Stored data:

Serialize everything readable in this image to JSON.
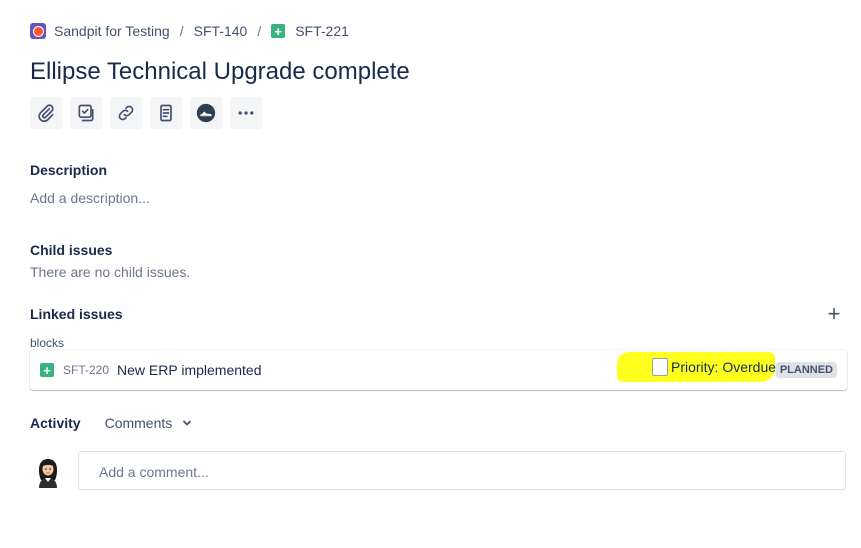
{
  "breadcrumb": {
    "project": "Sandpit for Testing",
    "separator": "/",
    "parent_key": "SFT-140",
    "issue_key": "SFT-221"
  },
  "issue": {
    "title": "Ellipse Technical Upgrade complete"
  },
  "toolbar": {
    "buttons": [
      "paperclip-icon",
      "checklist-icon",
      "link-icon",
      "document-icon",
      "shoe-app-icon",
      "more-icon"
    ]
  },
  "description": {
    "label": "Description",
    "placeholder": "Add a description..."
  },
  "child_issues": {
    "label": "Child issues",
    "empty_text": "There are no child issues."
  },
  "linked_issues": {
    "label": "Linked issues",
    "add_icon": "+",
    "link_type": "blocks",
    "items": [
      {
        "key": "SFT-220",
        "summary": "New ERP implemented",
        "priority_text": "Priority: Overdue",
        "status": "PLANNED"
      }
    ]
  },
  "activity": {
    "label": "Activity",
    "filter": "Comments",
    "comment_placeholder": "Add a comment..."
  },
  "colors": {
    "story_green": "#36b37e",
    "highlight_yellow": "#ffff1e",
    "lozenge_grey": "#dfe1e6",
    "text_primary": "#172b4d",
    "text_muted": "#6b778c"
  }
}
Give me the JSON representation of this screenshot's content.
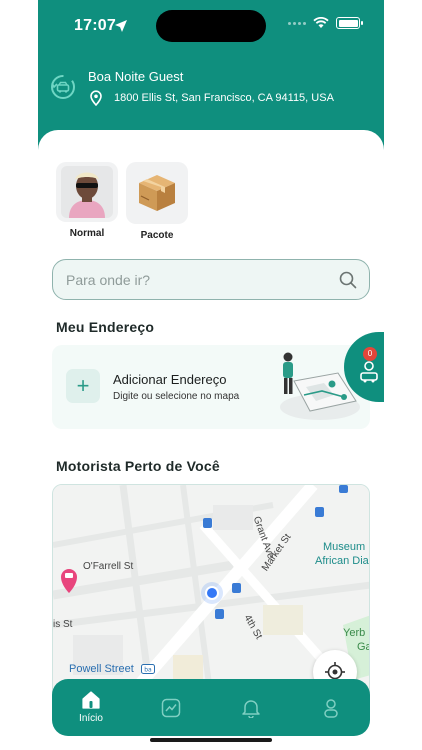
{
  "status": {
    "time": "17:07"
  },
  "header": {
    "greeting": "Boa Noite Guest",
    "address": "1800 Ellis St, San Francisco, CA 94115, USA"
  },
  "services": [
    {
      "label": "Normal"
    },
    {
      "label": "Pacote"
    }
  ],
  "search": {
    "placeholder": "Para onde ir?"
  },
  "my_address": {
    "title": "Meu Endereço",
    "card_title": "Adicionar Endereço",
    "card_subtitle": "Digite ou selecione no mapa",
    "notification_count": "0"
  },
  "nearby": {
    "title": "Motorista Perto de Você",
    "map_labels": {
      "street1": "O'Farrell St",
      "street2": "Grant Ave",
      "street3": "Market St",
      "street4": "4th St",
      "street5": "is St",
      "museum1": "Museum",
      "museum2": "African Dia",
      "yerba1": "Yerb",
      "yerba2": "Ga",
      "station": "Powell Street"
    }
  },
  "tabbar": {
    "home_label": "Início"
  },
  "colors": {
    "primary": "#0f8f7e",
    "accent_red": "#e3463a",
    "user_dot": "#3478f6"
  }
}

● **Written problem**: Reproduce the whole listing above word for word, but not its pictures.

● **Result of the task**:
Serialize everything readable in this image to JSON.
{
  "breadcrumb": {
    "project": "Sandpit for Testing",
    "separator": "/",
    "parent_key": "SFT-140",
    "issue_key": "SFT-221"
  },
  "issue": {
    "title": "Ellipse Technical Upgrade complete"
  },
  "toolbar": {
    "buttons": [
      "paperclip-icon",
      "checklist-icon",
      "link-icon",
      "document-icon",
      "shoe-app-icon",
      "more-icon"
    ]
  },
  "description": {
    "label": "Description",
    "placeholder": "Add a description..."
  },
  "child_issues": {
    "label": "Child issues",
    "empty_text": "There are no child issues."
  },
  "linked_issues": {
    "label": "Linked issues",
    "add_icon": "+",
    "link_type": "blocks",
    "items": [
      {
        "key": "SFT-220",
        "summary": "New ERP implemented",
        "priority_text": "Priority: Overdue",
        "status": "PLANNED"
      }
    ]
  },
  "activity": {
    "label": "Activity",
    "filter": "Comments",
    "comment_placeholder": "Add a comment..."
  },
  "colors": {
    "story_green": "#36b37e",
    "highlight_yellow": "#ffff1e",
    "lozenge_grey": "#dfe1e6",
    "text_primary": "#172b4d",
    "text_muted": "#6b778c"
  }
}
Give me the JSON representation of this screenshot's content.
{
  "status": {
    "time": "17:07"
  },
  "header": {
    "greeting": "Boa Noite Guest",
    "address": "1800 Ellis St, San Francisco, CA 94115, USA"
  },
  "services": [
    {
      "label": "Normal"
    },
    {
      "label": "Pacote"
    }
  ],
  "search": {
    "placeholder": "Para onde ir?"
  },
  "my_address": {
    "title": "Meu Endereço",
    "card_title": "Adicionar Endereço",
    "card_subtitle": "Digite ou selecione no mapa",
    "notification_count": "0"
  },
  "nearby": {
    "title": "Motorista Perto de Você",
    "map_labels": {
      "street1": "O'Farrell St",
      "street2": "Grant Ave",
      "street3": "Market St",
      "street4": "4th St",
      "street5": "is St",
      "museum1": "Museum",
      "museum2": "African Dia",
      "yerba1": "Yerb",
      "yerba2": "Ga",
      "station": "Powell Street"
    }
  },
  "tabbar": {
    "home_label": "Início"
  },
  "colors": {
    "primary": "#0f8f7e",
    "accent_red": "#e3463a",
    "user_dot": "#3478f6"
  }
}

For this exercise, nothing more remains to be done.